:: GIVEN TEXT
The aggregate fees billed by the registrant’s independent auditors for services relating to the performance of the audit of the registrant’s financial statements and not reported under paragraph (a) of this Item were $0 for the fiscal year ended July 31, 2008.
The aggregate fees billed by the registrant’s independent auditors for services relating to the performance of the audit of the financial statements of the registrant’s investment adviser and other service providers under common control with the adviser and that relate directly to the operations or financial reporting of the registrant were $19,074 for the registrant’s fiscal year ended July 31, 2008. The percentage of these fees relating to services approved by the registrant’s Audit Committee pursuant to the de minimis exception from the pre-approval requirement in Rule 2-01(c)(7)(i)(C) of Regulation S-X was 0%. These audit-related services were as follows: issuance of report concerning transfer agent's system of internal accounting control pursuant to Rule 17Ad-13 of the Securities Exchange Act.
The aggregate fees billed by the registrant’s independent auditors for services relating to the performance of the audit of the registrant’s financial statements and not reported under paragraph (a) of this Item were $0 for the fiscal year ended July 31, 2007.
The aggregate fees billed by the registrant’s independent auditors for services relating to the performance of the audit of the financial statements of the registrant’s investment adviser and other service providers under common control with the adviser and that relate directly to the operations or financial reporting of the registrant were $19,074 for the registrant’s fiscal year ended July 31, 2007. The percentage of these fees relating to services approved by the registrant’s Audit Committee pursuant to the de minimis exception from the pre-approval requirement in Rule 2-01(c)(7)(i)(C) of Regulation S-X was 0%. These audit-related services were as follows: issuance of report concerning transfer agent's system of internal accounting control pursuant to Rule 17Ad-13 of the Securities Exchange Act.
(c) Tax fees.
The aggregate fees billed by the registrant’s independent auditors for tax-related services provided to the registrant were $6,700 for the fiscal year ended July 31, 2008. The percentage of these fees relating to services approved by the registrant’s Audit Committee pursuant to the de minimis exception from the pre-approval requirement in Rule 2-01(c)(7)(i)(C) of Regulation S-X was 0%. These tax-related services were as follows: review of income tax returns and review of annual excise distribution calculations.
The aggregate fees billed by the registrant’s independent auditors for tax-related services provided to the registrant’s investment adviser and other service providers under common control with the adviser and that relate directly to the operations or financial reporting of the registrant were $0 for the registrant’s fiscal year ended July 31, 2008.
The aggregate fees billed by the registrant’s independent auditors for tax-related services provided to the registrant were $5,700 for the fiscal year ended July 31, 2007. The percentage of these fees relating to services approved by the registrant’s Audit Committee pursuant to the de minimis exception from the pre-approval requirement in Rule 2-01(c)(7)(i)(C) of Regulation S-X was 0%. These tax-related services were as follows: review of income tax returns and review of annual excise distribution calculations.
::::
**DIRECTION A**
In the audit fee disclosure, what tax-related fees did the independent auditors bill to the registrant for the fiscal year ended July 31, 2007?
:: MATERIAL SHOWN
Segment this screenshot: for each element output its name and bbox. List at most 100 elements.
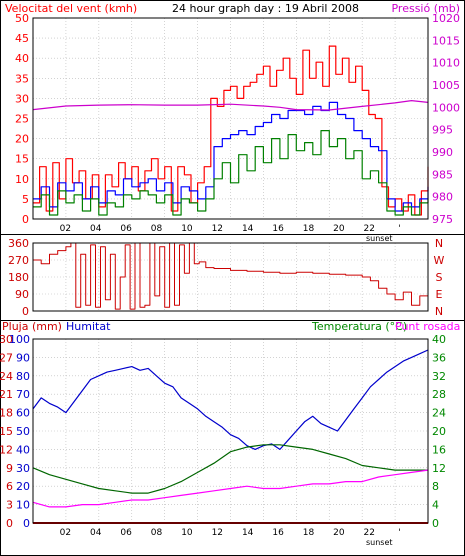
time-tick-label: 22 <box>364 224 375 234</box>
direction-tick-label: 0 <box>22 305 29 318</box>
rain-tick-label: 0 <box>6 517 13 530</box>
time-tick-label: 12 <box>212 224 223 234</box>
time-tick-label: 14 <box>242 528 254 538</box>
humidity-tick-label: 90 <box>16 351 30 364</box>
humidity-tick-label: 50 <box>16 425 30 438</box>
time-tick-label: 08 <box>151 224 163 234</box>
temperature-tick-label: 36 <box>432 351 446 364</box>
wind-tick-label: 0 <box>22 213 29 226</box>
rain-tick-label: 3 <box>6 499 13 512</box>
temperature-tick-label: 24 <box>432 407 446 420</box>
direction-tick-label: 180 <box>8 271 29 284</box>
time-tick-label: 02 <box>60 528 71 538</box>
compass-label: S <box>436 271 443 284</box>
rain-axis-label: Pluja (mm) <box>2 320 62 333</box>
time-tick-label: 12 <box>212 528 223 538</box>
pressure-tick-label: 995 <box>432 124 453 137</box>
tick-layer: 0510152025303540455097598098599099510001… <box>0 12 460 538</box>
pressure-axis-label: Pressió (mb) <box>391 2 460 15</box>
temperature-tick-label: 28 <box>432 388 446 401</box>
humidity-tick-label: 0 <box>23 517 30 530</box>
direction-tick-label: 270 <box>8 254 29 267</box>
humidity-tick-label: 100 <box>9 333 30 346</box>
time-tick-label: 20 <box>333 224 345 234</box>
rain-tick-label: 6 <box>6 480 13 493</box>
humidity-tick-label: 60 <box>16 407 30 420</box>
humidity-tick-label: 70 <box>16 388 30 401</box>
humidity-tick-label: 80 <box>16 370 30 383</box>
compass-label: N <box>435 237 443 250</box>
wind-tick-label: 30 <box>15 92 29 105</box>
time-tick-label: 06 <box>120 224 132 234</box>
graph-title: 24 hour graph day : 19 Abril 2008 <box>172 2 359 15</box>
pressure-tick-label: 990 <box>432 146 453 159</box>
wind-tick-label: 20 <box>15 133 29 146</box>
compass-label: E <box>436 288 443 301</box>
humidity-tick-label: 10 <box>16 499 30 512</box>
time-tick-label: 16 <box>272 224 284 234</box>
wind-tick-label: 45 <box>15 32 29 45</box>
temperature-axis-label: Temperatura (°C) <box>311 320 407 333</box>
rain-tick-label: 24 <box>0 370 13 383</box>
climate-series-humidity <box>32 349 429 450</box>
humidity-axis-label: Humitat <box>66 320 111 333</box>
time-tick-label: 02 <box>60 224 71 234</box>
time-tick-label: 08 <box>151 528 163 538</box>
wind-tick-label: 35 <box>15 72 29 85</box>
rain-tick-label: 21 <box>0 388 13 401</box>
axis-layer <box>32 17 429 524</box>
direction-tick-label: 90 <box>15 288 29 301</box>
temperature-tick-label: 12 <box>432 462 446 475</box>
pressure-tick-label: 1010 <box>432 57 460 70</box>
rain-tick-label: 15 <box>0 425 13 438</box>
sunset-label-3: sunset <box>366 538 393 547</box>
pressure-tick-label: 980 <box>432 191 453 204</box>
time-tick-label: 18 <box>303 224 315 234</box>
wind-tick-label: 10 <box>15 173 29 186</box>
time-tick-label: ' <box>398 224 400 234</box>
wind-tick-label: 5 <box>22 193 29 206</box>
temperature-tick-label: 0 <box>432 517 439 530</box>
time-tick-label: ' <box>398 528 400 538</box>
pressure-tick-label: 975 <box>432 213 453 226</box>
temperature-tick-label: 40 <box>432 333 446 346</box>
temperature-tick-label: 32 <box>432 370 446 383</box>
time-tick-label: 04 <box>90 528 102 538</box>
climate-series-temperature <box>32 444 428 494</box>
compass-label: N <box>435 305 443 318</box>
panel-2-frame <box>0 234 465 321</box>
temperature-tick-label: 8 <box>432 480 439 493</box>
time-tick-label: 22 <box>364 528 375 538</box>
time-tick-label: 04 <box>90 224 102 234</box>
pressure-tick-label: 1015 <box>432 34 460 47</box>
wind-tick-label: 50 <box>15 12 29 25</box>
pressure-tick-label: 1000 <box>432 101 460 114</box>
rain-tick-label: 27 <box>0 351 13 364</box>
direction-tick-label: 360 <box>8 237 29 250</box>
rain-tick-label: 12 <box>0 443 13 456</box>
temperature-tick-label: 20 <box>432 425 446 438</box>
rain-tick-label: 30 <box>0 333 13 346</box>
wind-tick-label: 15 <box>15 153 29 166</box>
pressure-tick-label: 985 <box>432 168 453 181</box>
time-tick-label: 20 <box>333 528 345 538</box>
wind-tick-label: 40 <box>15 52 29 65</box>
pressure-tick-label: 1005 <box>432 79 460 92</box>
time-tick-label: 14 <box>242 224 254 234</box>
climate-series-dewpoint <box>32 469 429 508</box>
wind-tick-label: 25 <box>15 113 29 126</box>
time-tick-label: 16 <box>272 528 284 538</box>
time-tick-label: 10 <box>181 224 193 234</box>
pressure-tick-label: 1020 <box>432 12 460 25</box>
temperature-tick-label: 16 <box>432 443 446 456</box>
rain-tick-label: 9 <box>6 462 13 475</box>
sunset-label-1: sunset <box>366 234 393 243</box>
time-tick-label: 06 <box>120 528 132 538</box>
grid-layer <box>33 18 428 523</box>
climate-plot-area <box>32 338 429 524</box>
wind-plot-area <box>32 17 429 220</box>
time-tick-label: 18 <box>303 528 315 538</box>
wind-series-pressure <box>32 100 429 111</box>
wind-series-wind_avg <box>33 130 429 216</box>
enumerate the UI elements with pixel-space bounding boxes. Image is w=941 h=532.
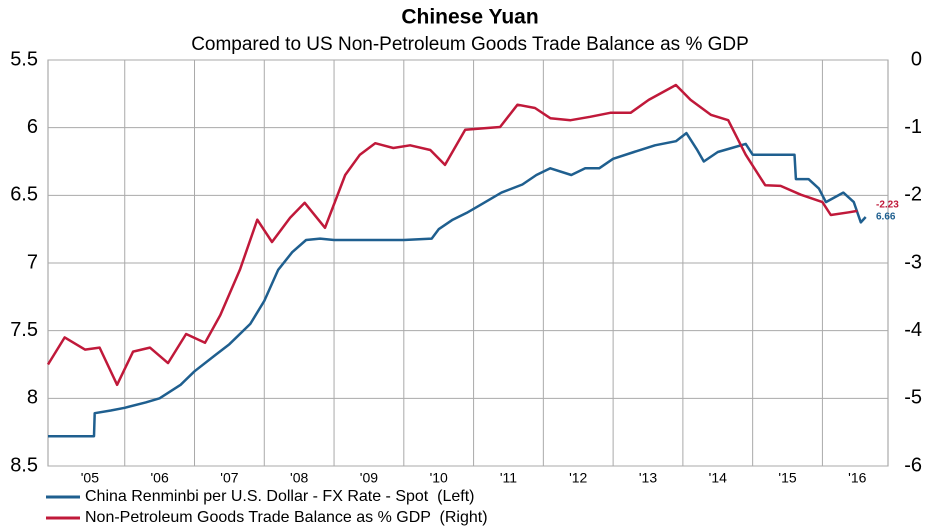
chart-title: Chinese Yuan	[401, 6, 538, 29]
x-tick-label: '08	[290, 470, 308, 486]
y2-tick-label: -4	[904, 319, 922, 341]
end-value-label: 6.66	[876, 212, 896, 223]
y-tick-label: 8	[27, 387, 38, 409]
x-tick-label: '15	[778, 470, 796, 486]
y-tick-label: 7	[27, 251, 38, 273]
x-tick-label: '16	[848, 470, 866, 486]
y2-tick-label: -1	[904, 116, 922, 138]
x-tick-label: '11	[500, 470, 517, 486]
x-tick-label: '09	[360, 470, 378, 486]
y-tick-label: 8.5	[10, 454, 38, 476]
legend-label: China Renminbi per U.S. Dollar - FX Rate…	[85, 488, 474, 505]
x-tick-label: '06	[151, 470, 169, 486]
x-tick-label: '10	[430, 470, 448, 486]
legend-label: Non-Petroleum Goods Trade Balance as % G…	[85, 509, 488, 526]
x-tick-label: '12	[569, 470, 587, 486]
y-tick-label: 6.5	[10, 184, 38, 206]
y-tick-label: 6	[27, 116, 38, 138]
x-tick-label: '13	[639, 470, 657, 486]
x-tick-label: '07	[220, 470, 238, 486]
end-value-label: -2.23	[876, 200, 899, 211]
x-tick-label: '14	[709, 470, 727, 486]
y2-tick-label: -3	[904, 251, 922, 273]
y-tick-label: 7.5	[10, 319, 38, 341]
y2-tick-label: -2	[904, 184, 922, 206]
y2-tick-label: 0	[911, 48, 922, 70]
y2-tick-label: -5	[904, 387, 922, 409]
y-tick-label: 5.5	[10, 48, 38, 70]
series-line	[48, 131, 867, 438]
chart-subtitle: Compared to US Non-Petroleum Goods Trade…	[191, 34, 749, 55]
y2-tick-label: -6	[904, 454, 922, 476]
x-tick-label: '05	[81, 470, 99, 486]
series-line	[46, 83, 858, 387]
::::
**DIRECTION B**
In the rows, please substitute "moisture" for "humidity" throughout the part that opens with the line containing "time-tick-label: 22 <box>364 224" and closes with the line containing "temperature-tick-label: 24 <box>432", and give only those lines again with nothing else changed.

**SOLUTION A**
$5,700

**SOLUTION B**
time-tick-label: 22 <box>364 224 375 234</box>
direction-tick-label: 0 <box>22 305 29 318</box>
rain-tick-label: 0 <box>6 517 13 530</box>
time-tick-label: 12 <box>212 224 223 234</box>
time-tick-label: 14 <box>242 528 254 538</box>
moisture-tick-label: 90 <box>16 351 30 364</box>
moisture-tick-label: 50 <box>16 425 30 438</box>
time-tick-label: 08 <box>151 224 163 234</box>
temperature-tick-label: 36 <box>432 351 446 364</box>
wind-tick-label: 0 <box>22 213 29 226</box>
rain-tick-label: 3 <box>6 499 13 512</box>
temperature-tick-label: 24 <box>432 407 446 420</box>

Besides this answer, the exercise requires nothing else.